TV Rottenburg: Ein „Wimpernschlag“ fehlt zum Punktgewinn

17. Dezember 2017

Der TV Rottenburg war nah dran, einen Punkt gegen die Powervolleys aus Düren zu erkämpfen. Am Ende blieben nur ein Satzgewinn und einige starke Phasen in einem sehenswerten Bundesliga-Spiel. So verabschiedete sich der TVR mit viel Applaus der 1600 Fans und aufmunternden Worte in die kurze Weihnachtspause. „Uns fehlte am Ende nur ein Wimpernschlag, um den 4. Satz zu gewinnen“, sagte TVR-Trainer Hans Peter Müller-Angstenberger.

Den stärkeren Start legten die Gäste aus Düren hin. Schon einige Male taten sie sich schwer beim TV Rottenburg und ließen sich im Tollhaus der Liga verrückt machen. Diesmal nicht: Düren spielte ruhig, konzentriert und mit viel Power im Angriff. Dagegen tat sich der TVR schwer. Die Annahme wackelte im ersten Satz und auch im Aufschlag lief’s eher mäßig. Zwar machten die „Roten“ ihre Sache im Block und in der Verteidigung ganz ordentlich, aber letztlich entschieden die eigenen Fehler den Satz: 16:25.

-----

> Arbeitsauftrag
Vor wie vielen Fans verabschiedete sich der TV Rottenburg laut dem Spielbericht oben in die Weihnachtspause?

-----

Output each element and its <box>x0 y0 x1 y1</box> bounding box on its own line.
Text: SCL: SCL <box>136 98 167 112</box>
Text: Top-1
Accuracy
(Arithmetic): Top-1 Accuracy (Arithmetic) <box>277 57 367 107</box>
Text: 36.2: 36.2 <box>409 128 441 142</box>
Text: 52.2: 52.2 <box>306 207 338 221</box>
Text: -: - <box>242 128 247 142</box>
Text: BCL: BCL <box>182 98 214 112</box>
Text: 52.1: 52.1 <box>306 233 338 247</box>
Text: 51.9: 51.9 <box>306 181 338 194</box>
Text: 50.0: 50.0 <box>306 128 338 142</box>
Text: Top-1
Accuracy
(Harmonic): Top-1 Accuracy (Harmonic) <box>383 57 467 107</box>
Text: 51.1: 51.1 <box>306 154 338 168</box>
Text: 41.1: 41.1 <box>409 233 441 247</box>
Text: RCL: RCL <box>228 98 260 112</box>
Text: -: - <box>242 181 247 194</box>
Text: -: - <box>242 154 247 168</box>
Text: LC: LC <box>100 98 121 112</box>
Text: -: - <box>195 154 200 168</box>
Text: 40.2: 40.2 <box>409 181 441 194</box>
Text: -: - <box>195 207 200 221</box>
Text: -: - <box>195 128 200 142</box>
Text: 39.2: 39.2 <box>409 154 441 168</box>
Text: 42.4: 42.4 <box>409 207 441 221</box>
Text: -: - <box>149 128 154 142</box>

-----

> Antwort zur Aufgabe
Vor 1600 Fans.